__Given task__. Copy each line in the data that includes the word "this".

Items listed in a dataset
+===+
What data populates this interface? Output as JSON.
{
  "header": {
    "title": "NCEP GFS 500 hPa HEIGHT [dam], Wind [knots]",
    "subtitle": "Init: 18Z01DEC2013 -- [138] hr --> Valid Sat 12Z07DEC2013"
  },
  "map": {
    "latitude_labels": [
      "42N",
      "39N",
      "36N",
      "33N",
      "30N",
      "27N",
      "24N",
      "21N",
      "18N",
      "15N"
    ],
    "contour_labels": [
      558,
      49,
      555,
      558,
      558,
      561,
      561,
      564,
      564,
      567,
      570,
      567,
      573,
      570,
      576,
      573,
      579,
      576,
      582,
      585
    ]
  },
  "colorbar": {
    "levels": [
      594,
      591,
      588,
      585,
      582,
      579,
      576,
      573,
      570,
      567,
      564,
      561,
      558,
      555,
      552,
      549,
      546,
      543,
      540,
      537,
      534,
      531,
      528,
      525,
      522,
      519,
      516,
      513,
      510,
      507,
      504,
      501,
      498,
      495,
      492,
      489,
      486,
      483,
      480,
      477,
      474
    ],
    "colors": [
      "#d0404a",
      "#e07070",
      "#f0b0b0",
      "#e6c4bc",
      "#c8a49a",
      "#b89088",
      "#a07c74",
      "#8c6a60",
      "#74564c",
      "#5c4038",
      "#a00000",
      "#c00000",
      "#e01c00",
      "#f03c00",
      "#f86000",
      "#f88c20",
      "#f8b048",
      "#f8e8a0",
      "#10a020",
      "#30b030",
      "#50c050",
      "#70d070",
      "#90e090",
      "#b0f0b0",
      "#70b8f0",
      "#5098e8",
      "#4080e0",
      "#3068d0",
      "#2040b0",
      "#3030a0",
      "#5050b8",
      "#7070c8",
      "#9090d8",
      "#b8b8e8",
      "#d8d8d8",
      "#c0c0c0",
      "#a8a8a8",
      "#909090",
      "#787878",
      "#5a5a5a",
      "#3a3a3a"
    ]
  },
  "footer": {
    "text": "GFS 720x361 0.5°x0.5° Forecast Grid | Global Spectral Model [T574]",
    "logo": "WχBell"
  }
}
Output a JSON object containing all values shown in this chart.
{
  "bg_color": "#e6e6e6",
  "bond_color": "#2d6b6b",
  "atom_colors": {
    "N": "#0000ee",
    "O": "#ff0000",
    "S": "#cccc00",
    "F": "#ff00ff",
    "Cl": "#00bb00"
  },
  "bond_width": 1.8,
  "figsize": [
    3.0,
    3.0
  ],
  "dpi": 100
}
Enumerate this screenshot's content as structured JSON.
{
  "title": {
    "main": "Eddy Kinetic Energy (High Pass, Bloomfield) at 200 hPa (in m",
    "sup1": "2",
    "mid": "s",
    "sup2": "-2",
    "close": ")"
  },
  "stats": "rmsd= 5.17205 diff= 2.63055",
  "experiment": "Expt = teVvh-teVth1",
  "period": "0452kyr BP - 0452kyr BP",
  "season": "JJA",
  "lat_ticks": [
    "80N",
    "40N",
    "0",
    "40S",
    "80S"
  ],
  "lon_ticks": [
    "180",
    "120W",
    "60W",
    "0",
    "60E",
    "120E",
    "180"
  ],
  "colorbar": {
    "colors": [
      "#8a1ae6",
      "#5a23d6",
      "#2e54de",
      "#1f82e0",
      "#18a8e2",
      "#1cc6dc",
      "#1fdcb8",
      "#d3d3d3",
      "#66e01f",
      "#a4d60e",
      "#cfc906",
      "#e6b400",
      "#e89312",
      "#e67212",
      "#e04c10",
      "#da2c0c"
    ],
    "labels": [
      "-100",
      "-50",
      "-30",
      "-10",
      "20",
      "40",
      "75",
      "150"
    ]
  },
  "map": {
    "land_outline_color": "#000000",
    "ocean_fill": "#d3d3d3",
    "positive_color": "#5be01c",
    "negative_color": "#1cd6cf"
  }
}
+===+
__Written response__.
What data populates this interface? Output as JSON.
Output a JSON object containing all values shown in this chart.
Enumerate this screenshot's content as structured JSON.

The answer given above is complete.